The Maharashtra Cabinet's efforts to decide on banning the sale and bursting of firecrackers during Diwali proved a damp squib, after sparks flew between ministers on the subject. Deputy Chief Minister Ajit Pawar, newly recovered from Covid-19, made a strong case for banning fireworks citing air and noise pollution and the spread of the virus following crowding. He was supported by Public Health Minister Rajesh Tope and Environment Minister Aaditya Thackeray. But other ministers objected to the ban, saying that sales had already begun since Dussehra and those who had set up shop were likely to incur huge losses.
The naysayers argued that a complete ban was uncalled for, especially when economic activities had slowly begun picking up after the relaxation of Covid-19 norms, under MissionBeginAgain. “If the government decides to impose a ban on the sale of firecrackers, then those who have already invested in their procurement will face a huge financial burden. As far as bursting of firecrackers is concerned, the government, through civic bodies, should run an awareness campaign with a call for noise-free firecrackers,’’ said a senior minister not in favour of the ban.
However, Tope, who chaired the meeting of Covid-19 taskforce and the death audit committee, said that the unanimous view of these panels was that firecrackers needed to be banned in Diwali, as had been done in Delhi, Rajasthan, Orissa and Sikkim, especially in view of the fact that with the onset of winter there was every possibility of a rise in virus spread. He admitted that the issue had been discussed at Thursday’s cabinet meeting but there was no decision on a ban.
“Citizens should be more careful in view of the upcoming Diwali festival. I urge all people to use masks, observe social distance and wash their hands regularly. Let us celebrate a firecracker-free Diwali this year, as the smoke from these cause respiratory problems,’’ said Tope.
“Smoke from firecrackers can create breathing problems. It is also the role of the health department to ensure that this year's Diwali should be fireworks-free,’’ he added.
Tope said the BrihanMumbai Municipal Corporation would soon issue regulations restricting fireworks in Mumbai. “The BMC has decided to put curbs on bursting firecrackers in public places during the present coronavirus pandemic. Non-compliance will be met with punitive action by the civic body. Limited fireworks will be allowed in the premises of the residential societies,’’ he added.
According to the minister, excessive pollution in one place could lead to an increase in corneal infections, lowering people's oxygen levels, so people needed to practise self-restraint.

**What needs to be done**
Decide whether each statement agrees with the article on the Maharashtra firecracker debate, answering yes or no and quoting the deciding words from the article: 1. Ajit Pawar opposed a ban on firecrackers. 2. The cabinet meeting ended without deciding on a ban. 3. Limited fireworks will be permitted within residential society premises in Mumbai.

[Dataset entries]
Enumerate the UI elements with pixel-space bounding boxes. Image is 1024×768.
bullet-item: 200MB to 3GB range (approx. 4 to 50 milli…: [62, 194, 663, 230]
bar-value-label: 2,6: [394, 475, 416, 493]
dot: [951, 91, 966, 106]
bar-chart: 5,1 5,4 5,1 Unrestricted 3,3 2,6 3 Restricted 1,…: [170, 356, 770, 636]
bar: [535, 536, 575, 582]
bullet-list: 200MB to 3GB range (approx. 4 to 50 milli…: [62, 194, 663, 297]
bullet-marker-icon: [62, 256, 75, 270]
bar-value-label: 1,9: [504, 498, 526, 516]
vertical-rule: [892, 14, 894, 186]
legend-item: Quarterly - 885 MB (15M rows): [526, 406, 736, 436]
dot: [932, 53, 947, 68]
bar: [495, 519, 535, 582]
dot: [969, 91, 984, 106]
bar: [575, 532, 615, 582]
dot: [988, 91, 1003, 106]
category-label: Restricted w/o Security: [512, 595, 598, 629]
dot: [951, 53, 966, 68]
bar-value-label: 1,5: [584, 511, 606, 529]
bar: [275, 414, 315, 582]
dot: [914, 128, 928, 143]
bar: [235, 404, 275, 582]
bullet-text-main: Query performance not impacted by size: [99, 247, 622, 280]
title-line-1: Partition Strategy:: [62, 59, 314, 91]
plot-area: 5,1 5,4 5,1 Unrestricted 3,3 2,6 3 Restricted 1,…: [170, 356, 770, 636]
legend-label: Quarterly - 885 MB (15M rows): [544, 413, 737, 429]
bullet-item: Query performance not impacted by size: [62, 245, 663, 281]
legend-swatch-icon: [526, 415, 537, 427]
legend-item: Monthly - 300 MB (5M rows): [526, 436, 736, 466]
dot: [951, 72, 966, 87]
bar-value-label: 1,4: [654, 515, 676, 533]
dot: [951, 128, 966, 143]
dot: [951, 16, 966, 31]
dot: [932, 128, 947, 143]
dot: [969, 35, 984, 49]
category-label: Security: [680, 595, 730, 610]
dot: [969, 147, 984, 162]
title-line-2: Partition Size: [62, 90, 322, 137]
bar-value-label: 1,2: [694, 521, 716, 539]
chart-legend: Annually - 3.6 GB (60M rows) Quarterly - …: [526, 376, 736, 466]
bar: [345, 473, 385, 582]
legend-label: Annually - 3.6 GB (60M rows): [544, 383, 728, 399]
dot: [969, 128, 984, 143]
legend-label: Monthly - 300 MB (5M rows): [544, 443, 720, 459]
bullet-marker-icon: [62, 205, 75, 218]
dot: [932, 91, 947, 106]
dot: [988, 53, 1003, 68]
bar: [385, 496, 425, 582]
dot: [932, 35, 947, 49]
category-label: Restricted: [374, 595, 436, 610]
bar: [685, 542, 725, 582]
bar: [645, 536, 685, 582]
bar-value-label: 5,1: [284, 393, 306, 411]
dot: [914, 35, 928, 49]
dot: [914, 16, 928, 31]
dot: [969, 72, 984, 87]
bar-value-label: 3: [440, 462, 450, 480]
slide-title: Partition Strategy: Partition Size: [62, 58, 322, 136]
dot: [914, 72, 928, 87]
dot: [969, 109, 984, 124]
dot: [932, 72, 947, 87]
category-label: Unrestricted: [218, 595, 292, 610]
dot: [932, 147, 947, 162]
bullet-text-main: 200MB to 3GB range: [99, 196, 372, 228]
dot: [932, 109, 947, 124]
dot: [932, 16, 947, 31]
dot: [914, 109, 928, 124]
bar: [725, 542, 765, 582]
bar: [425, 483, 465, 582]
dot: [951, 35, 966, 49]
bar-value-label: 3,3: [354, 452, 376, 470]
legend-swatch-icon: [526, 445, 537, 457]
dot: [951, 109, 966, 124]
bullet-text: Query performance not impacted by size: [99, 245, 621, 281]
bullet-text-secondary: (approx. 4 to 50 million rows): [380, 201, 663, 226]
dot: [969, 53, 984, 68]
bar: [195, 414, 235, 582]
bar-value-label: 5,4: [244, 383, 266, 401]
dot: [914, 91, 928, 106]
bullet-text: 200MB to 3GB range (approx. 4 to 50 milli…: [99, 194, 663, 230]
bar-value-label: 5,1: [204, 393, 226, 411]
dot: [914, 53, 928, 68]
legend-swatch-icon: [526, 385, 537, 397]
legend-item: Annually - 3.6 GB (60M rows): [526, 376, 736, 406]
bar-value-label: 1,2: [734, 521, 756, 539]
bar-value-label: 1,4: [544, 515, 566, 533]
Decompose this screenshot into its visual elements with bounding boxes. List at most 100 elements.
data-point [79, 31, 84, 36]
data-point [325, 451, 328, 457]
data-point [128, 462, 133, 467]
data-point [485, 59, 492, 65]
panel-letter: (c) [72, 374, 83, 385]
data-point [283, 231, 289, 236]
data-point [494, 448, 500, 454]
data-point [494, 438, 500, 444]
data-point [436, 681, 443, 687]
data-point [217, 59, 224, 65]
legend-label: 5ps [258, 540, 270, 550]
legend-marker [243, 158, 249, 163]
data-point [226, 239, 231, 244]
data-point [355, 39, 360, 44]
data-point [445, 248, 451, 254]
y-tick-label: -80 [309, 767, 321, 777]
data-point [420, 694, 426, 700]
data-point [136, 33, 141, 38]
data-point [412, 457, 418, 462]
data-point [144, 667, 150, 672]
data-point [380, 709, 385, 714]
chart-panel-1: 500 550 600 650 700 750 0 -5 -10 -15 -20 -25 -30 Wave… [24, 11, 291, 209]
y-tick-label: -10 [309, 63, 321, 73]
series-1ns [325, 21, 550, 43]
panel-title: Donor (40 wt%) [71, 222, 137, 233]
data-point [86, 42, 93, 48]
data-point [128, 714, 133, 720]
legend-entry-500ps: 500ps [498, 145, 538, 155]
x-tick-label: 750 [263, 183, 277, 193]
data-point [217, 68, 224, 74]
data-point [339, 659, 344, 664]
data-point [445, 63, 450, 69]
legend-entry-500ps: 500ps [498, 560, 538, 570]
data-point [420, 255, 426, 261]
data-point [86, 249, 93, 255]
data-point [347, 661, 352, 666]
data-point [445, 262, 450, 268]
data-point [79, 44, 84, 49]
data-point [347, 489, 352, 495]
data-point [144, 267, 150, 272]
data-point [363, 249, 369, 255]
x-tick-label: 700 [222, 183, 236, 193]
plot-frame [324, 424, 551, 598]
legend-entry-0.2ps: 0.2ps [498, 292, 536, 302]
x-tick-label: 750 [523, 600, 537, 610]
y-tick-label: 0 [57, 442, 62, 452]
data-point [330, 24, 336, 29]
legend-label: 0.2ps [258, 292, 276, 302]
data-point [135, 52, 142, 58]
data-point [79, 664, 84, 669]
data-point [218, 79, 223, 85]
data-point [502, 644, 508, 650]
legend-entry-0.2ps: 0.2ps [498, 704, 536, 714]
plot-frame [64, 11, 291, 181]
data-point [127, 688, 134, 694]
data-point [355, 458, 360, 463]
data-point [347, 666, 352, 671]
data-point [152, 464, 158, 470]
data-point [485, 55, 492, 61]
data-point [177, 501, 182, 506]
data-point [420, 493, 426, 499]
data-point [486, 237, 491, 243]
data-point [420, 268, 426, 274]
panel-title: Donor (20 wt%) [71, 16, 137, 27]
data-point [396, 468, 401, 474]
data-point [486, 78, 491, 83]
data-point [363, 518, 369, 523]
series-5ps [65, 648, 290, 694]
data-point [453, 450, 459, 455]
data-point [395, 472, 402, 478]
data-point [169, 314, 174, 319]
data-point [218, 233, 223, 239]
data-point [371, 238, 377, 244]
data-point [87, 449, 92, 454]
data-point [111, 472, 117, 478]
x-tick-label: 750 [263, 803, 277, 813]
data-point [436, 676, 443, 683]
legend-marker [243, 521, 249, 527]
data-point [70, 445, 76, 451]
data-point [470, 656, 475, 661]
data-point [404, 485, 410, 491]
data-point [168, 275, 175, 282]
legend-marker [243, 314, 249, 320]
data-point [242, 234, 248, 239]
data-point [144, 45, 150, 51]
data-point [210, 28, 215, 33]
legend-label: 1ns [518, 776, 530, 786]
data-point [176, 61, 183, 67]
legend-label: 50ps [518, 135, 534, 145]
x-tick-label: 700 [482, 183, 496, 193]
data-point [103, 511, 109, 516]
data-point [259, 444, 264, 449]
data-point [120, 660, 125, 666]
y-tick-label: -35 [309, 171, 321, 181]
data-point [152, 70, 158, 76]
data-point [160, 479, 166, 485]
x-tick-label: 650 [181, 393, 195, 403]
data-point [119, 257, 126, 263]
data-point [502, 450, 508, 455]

**Exercise output**
1. No: "made a strong case for banning fireworks"
2. Yes: "there was no decision on a ban"
3. Yes: "Limited fireworks will be allowed in the premises of the residential societies"